What is asked: Write out each entry, exactly the way it appears.

Dataset items:
= = = =

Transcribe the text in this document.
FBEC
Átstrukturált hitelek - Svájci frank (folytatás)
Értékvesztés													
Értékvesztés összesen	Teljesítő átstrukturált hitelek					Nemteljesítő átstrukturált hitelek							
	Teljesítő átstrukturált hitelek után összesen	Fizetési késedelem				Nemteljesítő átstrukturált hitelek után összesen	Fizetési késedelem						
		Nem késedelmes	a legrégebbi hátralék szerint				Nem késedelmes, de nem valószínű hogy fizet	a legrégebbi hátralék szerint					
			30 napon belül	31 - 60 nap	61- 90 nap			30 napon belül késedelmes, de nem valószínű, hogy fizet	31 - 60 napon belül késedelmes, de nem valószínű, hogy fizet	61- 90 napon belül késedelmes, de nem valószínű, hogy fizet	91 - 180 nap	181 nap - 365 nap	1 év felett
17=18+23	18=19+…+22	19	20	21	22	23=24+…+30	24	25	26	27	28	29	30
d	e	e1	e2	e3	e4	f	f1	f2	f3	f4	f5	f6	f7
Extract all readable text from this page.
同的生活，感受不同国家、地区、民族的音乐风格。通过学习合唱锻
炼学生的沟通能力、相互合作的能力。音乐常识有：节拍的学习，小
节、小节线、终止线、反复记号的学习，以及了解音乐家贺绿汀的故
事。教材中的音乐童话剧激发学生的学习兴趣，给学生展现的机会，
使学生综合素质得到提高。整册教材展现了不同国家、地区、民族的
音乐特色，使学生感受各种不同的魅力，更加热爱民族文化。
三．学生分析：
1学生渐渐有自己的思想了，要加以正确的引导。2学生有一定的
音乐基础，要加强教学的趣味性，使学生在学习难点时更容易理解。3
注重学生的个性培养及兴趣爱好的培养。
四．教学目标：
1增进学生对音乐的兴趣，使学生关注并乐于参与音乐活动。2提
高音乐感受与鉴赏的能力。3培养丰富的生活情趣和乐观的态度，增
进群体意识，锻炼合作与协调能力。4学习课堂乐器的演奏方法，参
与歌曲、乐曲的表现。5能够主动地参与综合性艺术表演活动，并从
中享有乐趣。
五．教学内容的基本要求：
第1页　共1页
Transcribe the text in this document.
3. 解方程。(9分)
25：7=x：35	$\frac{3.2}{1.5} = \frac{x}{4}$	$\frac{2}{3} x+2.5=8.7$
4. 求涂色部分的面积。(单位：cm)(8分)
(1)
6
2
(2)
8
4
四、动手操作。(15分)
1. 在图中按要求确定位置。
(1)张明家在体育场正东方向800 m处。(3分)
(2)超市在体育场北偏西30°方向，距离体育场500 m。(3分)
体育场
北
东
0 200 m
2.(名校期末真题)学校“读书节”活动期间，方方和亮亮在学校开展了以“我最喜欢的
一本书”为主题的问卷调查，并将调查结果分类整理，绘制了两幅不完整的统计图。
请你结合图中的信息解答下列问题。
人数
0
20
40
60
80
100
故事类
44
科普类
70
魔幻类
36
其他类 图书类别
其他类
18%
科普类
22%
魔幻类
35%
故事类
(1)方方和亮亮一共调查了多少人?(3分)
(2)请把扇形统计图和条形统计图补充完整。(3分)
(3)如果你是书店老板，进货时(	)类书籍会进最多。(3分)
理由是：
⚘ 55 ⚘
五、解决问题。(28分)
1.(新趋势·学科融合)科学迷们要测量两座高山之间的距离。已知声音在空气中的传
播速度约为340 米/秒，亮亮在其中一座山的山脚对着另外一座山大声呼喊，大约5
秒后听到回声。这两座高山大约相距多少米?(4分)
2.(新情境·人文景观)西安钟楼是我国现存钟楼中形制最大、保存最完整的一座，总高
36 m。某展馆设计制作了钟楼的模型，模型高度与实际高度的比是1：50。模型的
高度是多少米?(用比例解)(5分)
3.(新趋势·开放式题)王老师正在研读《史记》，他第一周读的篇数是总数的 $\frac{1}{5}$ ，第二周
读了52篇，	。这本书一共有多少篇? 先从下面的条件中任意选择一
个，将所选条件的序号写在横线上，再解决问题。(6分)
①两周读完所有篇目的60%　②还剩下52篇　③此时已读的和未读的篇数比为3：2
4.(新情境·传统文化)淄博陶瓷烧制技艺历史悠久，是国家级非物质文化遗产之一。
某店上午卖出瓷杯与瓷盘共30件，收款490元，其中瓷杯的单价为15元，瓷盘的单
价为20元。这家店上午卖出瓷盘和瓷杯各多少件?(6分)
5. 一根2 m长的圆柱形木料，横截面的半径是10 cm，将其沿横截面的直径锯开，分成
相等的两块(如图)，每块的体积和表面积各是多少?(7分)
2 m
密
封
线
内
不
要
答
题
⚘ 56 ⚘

= = = =

Completed exercise:
Transcribe the text in this document.
FBEC
Átstrukturált hitelek - Svájci frank (folytatás)
Értékvesztés													
Értékvesztés összesen	Teljesítő átstrukturált hitelek					Nemteljesítő átstrukturált hitelek							
	Teljesítő átstrukturált hitelek után összesen	Fizetési késedelem				Nemteljesítő átstrukturált hitelek után összesen	Fizetési késedelem						
		Nem késedelmes	a legrégebbi hátralék szerint				Nem késedelmes, de nem valószínű hogy fizet	a legrégebbi hátralék szerint					
			30 napon belül	31 - 60 nap	61- 90 nap			30 napon belül késedelmes, de nem valószínű, hogy fizet	31 - 60 napon belül késedelmes, de nem valószínű, hogy fizet	61- 90 napon belül késedelmes, de nem valószínű, hogy fizet	91 - 180 nap	181 nap - 365 nap	1 év felett
17=18+23	18=19+…+22	19	20	21	22	23=24+…+30	24	25	26	27	28	29	30
d	e	e1	e2	e3	e4	f	f1	f2	f3	f4	f5	f6	f7
Extract all readable text from this page.
同的生活，感受不同国家、地区、民族的音乐风格。通过学习合唱锻
炼学生的沟通能力、相互合作的能力。音乐常识有：节拍的学习，小
节、小节线、终止线、反复记号的学习，以及了解音乐家贺绿汀的故
事。教材中的音乐童话剧激发学生的学习兴趣，给学生展现的机会，
使学生综合素质得到提高。整册教材展现了不同国家、地区、民族的
音乐特色，使学生感受各种不同的魅力，更加热爱民族文化。
三．学生分析：
1学生渐渐有自己的思想了，要加以正确的引导。2学生有一定的
音乐基础，要加强教学的趣味性，使学生在学习难点时更容易理解。3
注重学生的个性培养及兴趣爱好的培养。
四．教学目标：
1增进学生对音乐的兴趣，使学生关注并乐于参与音乐活动。2提
高音乐感受与鉴赏的能力。3培养丰富的生活情趣和乐观的态度，增
进群体意识，锻炼合作与协调能力。4学习课堂乐器的演奏方法，参
与歌曲、乐曲的表现。5能够主动地参与综合性艺术表演活动，并从
中享有乐趣。
五．教学内容的基本要求：
第1页　共1页
Transcribe the text in this document.
3. 解方程。(9分)
25：7=x：35	$\frac{3.2}{1.5} = \frac{x}{4}$	$\frac{2}{3} x+2.5=8.7$
4. 求涂色部分的面积。(单位：cm)(8分)
(1)
6
2
(2)
8
4
四、动手操作。(15分)
1. 在图中按要求确定位置。
(1)张明家在体育场正东方向800 m处。(3分)
(2)超市在体育场北偏西30°方向，距离体育场500 m。(3分)
体育场
北
东
0 200 m
2.(名校期末真题)学校“读书节”活动期间，方方和亮亮在学校开展了以“我最喜欢的
一本书”为主题的问卷调查，并将调查结果分类整理，绘制了两幅不完整的统计图。
请你结合图中的信息解答下列问题。
人数
0
20
40
60
80
100
故事类
44
科普类
70
魔幻类
36
其他类 图书类别
其他类
18%
科普类
22%
魔幻类
35%
故事类
(1)方方和亮亮一共调查了多少人?(3分)
(2)请把扇形统计图和条形统计图补充完整。(3分)
(3)如果你是书店老板，进货时(	)类书籍会进最多。(3分)
理由是：
⚘ 55 ⚘
五、解决问题。(28分)
1.(新趋势·学科融合)科学迷们要测量两座高山之间的距离。已知声音在空气中的传
播速度约为340 米/秒，亮亮在其中一座山的山脚对着另外一座山大声呼喊，大约5
秒后听到回声。这两座高山大约相距多少米?(4分)
2.(新情境·人文景观)西安钟楼是我国现存钟楼中形制最大、保存最完整的一座，总高
36 m。某展馆设计制作了钟楼的模型，模型高度与实际高度的比是1：50。模型的
高度是多少米?(用比例解)(5分)
3.(新趋势·开放式题)王老师正在研读《史记》，他第一周读的篇数是总数的 $\frac{1}{5}$ ，第二周
读了52篇，	。这本书一共有多少篇? 先从下面的条件中任意选择一
个，将所选条件的序号写在横线上，再解决问题。(6分)
①两周读完所有篇目的60%　②还剩下52篇　③此时已读的和未读的篇数比为3：2
4.(新情境·传统文化)淄博陶瓷烧制技艺历史悠久，是国家级非物质文化遗产之一。
某店上午卖出瓷杯与瓷盘共30件，收款490元，其中瓷杯的单价为15元，瓷盘的单
价为20元。这家店上午卖出瓷盘和瓷杯各多少件?(6分)
5. 一根2 m长的圆柱形木料，横截面的半径是10 cm，将其沿横截面的直径锯开，分成
相等的两块(如图)，每块的体积和表面积各是多少?(7分)
2 m
密
封
线
内
不
要
答
题
⚘ 56 ⚘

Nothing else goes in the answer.